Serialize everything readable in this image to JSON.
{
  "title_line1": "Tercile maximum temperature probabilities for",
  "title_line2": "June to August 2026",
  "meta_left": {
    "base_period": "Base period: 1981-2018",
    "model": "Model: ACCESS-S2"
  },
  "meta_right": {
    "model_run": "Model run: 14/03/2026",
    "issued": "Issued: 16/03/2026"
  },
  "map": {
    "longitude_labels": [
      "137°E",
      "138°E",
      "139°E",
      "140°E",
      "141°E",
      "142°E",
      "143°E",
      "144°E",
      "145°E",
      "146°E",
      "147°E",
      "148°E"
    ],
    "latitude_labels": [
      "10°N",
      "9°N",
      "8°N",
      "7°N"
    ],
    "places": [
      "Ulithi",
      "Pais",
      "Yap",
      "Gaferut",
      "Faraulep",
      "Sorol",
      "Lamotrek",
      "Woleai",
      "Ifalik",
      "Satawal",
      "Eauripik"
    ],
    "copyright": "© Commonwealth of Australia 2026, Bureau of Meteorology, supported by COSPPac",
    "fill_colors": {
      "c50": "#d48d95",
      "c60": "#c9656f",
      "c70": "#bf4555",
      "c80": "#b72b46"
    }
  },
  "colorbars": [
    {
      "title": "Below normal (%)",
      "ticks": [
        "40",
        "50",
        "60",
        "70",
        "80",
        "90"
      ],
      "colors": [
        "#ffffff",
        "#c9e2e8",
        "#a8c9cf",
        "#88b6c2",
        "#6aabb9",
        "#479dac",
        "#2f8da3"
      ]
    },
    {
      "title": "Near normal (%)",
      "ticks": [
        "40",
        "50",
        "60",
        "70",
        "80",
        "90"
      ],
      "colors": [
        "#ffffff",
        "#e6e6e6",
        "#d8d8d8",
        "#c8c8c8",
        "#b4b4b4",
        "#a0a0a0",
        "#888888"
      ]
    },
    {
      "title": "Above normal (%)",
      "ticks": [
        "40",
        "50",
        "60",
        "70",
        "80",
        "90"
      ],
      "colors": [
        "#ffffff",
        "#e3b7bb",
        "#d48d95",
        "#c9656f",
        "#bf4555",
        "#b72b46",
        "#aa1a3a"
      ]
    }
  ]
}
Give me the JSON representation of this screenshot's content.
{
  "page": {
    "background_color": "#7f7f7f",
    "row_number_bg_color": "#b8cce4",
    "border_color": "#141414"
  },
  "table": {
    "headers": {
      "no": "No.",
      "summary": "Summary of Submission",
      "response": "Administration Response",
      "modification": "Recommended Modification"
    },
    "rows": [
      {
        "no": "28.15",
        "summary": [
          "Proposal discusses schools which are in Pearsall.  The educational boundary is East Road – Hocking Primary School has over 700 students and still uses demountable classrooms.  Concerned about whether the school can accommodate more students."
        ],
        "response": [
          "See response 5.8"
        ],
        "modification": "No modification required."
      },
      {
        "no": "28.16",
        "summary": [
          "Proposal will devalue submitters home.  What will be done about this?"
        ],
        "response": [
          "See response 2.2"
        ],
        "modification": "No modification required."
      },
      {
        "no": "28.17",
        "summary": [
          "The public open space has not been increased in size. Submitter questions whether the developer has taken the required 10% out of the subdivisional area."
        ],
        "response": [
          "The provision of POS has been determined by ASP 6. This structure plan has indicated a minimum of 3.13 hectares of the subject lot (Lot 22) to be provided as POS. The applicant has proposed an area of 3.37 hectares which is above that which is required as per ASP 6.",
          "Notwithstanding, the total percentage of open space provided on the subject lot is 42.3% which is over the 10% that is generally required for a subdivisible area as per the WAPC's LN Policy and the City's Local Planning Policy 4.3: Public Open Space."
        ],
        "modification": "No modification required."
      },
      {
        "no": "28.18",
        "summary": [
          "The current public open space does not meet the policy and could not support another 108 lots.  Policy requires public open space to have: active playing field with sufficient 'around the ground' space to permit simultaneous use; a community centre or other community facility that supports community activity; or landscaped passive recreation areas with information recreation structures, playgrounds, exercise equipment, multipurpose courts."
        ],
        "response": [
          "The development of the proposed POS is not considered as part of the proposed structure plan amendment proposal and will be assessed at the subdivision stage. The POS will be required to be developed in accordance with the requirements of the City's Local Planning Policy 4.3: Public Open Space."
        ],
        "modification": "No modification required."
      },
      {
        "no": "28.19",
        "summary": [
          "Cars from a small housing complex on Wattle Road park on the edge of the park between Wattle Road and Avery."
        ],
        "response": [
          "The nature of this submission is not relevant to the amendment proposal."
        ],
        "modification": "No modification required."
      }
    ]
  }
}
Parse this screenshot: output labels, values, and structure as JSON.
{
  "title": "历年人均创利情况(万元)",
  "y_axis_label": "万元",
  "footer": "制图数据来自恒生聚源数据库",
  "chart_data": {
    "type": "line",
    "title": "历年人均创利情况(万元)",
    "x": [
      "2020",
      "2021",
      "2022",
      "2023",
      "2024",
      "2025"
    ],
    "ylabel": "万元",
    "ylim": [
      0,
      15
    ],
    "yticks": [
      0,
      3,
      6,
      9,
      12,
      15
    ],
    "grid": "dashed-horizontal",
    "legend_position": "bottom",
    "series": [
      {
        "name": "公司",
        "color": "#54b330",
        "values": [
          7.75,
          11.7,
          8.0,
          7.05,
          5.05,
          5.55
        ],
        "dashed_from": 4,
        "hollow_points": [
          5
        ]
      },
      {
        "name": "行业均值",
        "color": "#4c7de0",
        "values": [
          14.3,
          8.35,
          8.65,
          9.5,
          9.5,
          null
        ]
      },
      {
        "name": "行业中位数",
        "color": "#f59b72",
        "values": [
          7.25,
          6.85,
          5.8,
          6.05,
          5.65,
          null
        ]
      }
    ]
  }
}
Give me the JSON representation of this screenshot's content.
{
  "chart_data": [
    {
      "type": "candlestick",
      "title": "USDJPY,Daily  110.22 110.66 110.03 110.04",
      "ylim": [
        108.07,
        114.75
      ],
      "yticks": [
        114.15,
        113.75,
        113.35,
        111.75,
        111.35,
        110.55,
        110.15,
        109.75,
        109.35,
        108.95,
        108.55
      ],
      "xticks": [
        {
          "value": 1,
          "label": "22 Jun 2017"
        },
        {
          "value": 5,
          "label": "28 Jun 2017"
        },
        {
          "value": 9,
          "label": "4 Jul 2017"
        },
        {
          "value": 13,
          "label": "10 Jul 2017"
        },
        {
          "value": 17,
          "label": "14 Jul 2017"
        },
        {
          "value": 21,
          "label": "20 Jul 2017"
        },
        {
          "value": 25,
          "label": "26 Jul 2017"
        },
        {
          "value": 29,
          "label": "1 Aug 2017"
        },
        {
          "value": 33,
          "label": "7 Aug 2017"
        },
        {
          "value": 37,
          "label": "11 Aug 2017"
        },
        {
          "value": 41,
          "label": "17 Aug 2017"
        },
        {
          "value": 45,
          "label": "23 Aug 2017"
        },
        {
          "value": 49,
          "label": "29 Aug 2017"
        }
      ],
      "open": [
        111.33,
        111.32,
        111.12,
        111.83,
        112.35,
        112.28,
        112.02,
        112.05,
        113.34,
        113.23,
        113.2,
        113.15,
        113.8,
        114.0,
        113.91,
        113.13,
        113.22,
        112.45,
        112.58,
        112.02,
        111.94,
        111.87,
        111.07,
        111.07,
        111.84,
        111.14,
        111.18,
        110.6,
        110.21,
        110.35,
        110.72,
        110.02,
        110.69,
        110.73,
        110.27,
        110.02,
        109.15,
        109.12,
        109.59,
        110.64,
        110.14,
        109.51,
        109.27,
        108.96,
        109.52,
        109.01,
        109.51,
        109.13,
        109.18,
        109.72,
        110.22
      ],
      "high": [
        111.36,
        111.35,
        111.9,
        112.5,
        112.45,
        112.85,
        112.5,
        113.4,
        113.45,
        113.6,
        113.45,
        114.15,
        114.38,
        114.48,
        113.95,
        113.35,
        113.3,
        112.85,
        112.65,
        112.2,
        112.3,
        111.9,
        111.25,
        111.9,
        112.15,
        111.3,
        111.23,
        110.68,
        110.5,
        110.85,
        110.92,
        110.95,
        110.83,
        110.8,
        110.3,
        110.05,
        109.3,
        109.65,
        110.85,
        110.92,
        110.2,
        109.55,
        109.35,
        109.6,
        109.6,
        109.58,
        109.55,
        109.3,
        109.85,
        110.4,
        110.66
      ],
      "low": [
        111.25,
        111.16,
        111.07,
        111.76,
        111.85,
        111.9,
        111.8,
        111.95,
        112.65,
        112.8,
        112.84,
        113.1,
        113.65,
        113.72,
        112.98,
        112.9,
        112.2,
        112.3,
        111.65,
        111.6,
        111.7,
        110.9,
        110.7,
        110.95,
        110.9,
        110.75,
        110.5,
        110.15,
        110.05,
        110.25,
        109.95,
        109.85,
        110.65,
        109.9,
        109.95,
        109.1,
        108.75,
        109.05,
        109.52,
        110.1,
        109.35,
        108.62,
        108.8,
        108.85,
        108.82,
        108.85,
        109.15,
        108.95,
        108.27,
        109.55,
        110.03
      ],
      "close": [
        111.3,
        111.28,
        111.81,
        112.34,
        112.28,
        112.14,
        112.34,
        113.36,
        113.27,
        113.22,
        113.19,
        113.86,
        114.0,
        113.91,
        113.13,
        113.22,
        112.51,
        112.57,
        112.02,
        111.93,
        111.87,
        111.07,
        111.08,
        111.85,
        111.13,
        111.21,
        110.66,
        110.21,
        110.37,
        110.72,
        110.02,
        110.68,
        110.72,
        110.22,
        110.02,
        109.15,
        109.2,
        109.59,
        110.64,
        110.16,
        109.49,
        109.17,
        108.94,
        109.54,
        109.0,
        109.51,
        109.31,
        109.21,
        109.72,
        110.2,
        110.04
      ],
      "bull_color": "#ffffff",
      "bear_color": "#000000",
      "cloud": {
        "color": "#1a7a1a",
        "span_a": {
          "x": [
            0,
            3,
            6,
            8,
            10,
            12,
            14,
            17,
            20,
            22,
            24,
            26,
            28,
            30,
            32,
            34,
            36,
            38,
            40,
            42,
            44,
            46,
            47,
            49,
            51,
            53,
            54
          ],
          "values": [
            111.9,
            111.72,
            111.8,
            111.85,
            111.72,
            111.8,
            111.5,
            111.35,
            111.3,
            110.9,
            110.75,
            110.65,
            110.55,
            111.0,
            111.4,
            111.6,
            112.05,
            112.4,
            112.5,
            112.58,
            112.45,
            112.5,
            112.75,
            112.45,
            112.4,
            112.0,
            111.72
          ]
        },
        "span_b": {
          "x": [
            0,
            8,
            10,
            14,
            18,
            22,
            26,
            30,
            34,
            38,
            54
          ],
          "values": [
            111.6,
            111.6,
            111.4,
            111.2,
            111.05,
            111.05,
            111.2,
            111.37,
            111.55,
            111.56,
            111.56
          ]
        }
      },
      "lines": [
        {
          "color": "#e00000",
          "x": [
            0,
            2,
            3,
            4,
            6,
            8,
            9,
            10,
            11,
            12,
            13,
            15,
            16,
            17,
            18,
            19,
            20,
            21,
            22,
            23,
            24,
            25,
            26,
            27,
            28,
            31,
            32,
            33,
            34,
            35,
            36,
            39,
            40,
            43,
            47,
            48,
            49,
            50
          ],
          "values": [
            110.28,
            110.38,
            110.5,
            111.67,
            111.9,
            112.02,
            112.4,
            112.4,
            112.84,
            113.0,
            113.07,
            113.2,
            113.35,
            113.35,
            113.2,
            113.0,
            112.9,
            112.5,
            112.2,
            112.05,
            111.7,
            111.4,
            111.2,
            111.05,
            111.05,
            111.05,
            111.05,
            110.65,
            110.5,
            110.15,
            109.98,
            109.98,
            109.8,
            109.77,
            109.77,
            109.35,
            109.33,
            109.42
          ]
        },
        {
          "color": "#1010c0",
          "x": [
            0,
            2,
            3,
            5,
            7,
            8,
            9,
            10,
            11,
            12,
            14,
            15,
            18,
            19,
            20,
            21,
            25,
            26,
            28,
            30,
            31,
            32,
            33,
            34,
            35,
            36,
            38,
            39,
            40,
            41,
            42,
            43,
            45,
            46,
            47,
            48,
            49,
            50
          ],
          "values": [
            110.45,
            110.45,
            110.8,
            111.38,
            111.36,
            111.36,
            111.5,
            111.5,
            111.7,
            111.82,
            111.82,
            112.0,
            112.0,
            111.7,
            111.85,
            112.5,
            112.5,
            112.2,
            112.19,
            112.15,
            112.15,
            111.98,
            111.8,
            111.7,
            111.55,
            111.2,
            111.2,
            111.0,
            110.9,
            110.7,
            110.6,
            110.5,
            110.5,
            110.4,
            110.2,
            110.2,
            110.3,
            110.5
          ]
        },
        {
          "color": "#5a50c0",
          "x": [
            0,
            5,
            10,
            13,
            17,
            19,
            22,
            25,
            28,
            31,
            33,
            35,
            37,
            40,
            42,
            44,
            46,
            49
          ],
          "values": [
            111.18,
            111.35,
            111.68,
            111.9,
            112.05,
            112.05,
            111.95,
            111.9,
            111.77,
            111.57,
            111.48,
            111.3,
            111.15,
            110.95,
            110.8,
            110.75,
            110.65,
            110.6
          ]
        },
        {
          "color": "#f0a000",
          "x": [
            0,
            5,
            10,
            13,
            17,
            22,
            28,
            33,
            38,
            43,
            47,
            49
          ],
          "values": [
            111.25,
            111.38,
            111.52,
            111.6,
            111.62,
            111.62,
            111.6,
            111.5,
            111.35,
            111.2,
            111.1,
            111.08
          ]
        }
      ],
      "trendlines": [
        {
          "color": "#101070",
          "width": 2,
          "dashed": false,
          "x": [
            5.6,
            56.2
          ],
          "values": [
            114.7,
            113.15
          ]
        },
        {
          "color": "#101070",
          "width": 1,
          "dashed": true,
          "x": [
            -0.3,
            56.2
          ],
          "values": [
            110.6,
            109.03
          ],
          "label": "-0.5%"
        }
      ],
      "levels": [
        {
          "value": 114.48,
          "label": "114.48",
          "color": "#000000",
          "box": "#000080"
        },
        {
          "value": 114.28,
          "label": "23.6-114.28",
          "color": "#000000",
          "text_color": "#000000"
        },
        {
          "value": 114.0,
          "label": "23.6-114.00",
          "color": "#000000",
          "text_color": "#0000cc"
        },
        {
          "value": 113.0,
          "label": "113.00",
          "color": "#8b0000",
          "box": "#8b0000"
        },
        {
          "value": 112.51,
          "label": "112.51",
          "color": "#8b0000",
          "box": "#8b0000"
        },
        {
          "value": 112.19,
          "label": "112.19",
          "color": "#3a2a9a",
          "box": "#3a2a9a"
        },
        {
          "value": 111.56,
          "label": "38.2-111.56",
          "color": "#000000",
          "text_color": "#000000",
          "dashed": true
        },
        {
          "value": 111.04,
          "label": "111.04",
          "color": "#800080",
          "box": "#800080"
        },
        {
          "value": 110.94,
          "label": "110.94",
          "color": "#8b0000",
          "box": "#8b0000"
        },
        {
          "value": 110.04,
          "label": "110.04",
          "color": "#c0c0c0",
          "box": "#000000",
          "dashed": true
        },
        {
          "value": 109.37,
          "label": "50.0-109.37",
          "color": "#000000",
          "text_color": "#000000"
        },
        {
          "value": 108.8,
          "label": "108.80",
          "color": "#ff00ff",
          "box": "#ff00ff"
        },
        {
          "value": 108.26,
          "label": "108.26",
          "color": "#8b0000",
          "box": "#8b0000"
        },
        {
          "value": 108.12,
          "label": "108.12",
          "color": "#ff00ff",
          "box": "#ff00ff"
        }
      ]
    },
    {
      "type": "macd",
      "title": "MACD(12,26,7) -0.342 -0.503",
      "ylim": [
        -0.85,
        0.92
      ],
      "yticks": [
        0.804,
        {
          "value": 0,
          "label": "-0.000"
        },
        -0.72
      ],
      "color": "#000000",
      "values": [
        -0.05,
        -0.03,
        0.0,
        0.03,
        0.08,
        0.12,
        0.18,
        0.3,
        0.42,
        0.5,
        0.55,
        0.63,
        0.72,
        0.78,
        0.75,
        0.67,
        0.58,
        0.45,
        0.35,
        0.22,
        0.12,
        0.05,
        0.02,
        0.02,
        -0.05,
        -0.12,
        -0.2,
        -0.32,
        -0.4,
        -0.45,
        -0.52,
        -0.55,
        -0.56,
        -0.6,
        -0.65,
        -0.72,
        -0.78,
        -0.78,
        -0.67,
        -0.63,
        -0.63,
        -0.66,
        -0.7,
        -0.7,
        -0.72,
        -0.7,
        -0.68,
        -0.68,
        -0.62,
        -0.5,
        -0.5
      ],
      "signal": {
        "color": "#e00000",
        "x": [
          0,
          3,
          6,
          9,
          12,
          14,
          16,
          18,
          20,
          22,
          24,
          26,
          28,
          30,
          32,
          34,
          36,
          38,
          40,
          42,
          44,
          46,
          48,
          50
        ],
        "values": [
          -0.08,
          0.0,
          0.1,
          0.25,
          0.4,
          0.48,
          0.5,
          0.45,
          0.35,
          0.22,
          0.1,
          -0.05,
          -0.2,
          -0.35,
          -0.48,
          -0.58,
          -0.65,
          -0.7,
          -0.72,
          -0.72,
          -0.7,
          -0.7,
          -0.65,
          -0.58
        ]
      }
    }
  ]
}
-- -- --
# Stated goal
Each line with the string "amendment" in it needs to be found and copied.

# Exercise response
          "The development of the proposed POS is not considered as part of the proposed structure plan amendment proposal and will be assessed at the subdivision stage. The POS will be required to be developed in accordance with the requirements of the City's Local Planning Policy 4.3: Public Open Space."
          "The nature of this submission is not relevant to the amendment proposal."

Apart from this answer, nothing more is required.